*WHAT THE TASK REQUIRES*: Where the data below has the string "content", return the whole line.
::: INPUT DATA
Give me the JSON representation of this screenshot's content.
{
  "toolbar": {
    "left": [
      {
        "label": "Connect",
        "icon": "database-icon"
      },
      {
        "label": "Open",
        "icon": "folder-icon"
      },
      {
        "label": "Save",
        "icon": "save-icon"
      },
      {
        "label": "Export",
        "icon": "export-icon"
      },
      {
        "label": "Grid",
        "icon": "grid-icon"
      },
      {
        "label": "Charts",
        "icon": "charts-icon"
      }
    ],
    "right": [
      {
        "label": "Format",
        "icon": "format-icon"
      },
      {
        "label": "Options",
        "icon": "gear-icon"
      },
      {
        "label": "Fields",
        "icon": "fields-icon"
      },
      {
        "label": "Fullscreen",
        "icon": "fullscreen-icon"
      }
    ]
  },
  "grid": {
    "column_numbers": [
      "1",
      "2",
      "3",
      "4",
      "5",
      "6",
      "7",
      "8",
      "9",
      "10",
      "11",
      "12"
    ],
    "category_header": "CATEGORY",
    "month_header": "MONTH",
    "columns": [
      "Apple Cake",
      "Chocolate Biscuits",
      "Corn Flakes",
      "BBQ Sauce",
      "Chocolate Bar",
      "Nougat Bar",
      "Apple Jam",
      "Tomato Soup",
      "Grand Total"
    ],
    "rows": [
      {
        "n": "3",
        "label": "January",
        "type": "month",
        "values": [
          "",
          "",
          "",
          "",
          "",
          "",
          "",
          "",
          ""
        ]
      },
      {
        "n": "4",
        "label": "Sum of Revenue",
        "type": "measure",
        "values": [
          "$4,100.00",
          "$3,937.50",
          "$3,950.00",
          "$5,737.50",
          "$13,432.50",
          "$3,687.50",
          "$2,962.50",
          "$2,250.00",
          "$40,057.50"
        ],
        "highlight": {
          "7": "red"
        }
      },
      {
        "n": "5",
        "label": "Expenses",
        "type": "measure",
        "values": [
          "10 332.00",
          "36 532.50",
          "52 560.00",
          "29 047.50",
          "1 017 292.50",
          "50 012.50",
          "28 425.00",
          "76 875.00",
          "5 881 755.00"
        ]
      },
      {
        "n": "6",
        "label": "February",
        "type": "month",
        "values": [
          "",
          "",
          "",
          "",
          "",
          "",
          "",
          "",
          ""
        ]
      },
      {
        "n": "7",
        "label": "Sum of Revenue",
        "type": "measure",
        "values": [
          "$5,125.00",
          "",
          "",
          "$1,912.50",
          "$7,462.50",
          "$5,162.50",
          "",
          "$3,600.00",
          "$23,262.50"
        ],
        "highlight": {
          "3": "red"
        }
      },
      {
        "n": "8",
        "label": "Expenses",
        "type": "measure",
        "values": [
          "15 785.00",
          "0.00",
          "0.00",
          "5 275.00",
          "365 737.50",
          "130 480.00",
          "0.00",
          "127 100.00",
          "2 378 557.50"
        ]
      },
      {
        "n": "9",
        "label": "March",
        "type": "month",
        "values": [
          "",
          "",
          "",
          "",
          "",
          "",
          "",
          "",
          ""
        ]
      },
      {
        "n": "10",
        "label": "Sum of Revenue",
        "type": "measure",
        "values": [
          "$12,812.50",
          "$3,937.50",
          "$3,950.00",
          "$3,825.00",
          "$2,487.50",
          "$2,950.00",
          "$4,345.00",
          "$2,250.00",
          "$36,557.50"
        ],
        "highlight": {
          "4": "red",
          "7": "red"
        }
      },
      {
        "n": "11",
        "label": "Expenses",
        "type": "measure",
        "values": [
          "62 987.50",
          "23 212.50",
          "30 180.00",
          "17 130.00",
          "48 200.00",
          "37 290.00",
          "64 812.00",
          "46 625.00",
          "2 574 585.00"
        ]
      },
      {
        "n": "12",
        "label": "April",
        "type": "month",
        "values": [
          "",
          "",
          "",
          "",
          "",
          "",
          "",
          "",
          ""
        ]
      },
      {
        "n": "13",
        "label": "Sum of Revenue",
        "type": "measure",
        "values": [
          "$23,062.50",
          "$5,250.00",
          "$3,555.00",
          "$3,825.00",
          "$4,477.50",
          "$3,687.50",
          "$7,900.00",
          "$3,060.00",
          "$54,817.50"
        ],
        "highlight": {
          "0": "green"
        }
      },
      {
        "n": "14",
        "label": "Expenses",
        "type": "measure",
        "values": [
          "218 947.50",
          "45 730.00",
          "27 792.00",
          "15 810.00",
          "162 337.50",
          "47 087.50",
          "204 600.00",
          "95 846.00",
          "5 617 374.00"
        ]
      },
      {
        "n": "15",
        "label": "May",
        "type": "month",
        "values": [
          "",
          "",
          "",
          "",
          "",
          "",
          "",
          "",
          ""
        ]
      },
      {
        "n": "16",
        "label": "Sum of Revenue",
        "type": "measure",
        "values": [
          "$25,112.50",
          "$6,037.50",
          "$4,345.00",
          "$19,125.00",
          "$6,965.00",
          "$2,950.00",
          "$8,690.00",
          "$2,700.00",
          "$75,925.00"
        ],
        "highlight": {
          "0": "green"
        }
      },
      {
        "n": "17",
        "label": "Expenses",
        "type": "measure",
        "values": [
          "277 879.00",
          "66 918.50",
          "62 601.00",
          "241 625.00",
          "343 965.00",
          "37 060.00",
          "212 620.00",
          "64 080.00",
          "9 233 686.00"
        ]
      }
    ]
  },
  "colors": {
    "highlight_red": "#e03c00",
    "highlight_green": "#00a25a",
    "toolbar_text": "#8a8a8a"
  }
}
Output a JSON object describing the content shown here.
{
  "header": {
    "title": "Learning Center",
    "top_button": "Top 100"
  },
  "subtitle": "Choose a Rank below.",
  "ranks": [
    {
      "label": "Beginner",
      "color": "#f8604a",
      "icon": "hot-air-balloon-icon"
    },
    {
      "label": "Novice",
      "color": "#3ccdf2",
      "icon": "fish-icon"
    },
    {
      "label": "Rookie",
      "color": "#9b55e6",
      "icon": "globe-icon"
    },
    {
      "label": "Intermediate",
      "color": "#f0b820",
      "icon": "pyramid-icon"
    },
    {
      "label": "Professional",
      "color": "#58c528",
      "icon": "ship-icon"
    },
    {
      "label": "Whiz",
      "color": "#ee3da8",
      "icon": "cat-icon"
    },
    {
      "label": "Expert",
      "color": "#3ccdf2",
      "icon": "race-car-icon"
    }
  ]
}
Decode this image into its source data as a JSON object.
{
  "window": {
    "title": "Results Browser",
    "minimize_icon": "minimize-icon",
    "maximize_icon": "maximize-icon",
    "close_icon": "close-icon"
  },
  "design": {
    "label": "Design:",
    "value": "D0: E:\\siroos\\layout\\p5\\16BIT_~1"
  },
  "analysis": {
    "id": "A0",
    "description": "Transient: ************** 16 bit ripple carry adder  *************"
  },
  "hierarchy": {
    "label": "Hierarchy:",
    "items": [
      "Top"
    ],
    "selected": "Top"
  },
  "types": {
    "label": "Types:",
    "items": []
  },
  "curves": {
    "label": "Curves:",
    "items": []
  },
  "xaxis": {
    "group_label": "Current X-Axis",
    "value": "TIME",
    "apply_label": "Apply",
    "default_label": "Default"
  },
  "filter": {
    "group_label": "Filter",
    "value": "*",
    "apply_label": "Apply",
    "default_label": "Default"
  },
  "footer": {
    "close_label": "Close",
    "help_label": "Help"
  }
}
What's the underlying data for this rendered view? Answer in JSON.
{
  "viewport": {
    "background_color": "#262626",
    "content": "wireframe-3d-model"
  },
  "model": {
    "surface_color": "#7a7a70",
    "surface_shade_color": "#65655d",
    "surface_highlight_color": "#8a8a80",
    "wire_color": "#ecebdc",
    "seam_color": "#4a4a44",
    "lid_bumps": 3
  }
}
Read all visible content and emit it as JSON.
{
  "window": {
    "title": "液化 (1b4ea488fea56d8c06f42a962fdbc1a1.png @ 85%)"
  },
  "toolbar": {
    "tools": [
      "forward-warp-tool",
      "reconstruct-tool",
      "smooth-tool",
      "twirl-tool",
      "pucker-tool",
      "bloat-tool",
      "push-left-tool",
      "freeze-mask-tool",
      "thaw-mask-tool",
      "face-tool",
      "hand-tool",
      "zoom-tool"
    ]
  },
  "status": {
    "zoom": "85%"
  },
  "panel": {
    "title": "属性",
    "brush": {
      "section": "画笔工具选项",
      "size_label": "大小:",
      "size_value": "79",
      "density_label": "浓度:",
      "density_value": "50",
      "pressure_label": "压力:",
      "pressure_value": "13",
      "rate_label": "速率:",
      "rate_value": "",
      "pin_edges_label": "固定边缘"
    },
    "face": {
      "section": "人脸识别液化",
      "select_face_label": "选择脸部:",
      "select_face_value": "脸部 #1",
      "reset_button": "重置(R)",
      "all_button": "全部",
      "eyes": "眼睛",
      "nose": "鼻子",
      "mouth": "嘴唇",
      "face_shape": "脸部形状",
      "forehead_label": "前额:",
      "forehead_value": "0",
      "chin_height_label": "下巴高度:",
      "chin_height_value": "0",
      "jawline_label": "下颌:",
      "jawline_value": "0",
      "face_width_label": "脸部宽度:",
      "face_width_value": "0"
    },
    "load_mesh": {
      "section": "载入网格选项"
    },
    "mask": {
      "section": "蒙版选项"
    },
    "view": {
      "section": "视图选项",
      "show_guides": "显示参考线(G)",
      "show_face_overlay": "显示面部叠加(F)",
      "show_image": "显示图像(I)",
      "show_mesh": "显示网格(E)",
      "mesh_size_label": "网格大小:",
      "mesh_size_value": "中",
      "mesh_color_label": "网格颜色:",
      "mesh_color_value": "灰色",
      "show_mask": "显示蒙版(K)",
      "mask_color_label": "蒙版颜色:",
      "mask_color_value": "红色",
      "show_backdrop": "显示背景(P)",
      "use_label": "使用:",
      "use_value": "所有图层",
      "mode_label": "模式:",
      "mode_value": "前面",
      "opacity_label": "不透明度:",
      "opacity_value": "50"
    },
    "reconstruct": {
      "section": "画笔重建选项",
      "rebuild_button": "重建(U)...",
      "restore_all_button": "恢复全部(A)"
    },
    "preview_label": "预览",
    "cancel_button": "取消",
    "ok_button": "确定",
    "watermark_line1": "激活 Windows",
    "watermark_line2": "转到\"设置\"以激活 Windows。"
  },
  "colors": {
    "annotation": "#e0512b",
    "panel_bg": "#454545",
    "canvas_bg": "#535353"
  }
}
::::::
*FINAL RESULT*:
Give me the JSON representation of this screenshot's content.
Output a JSON object describing the content shown here.
    "content": "wireframe-3d-model"
Read all visible content and emit it as JSON.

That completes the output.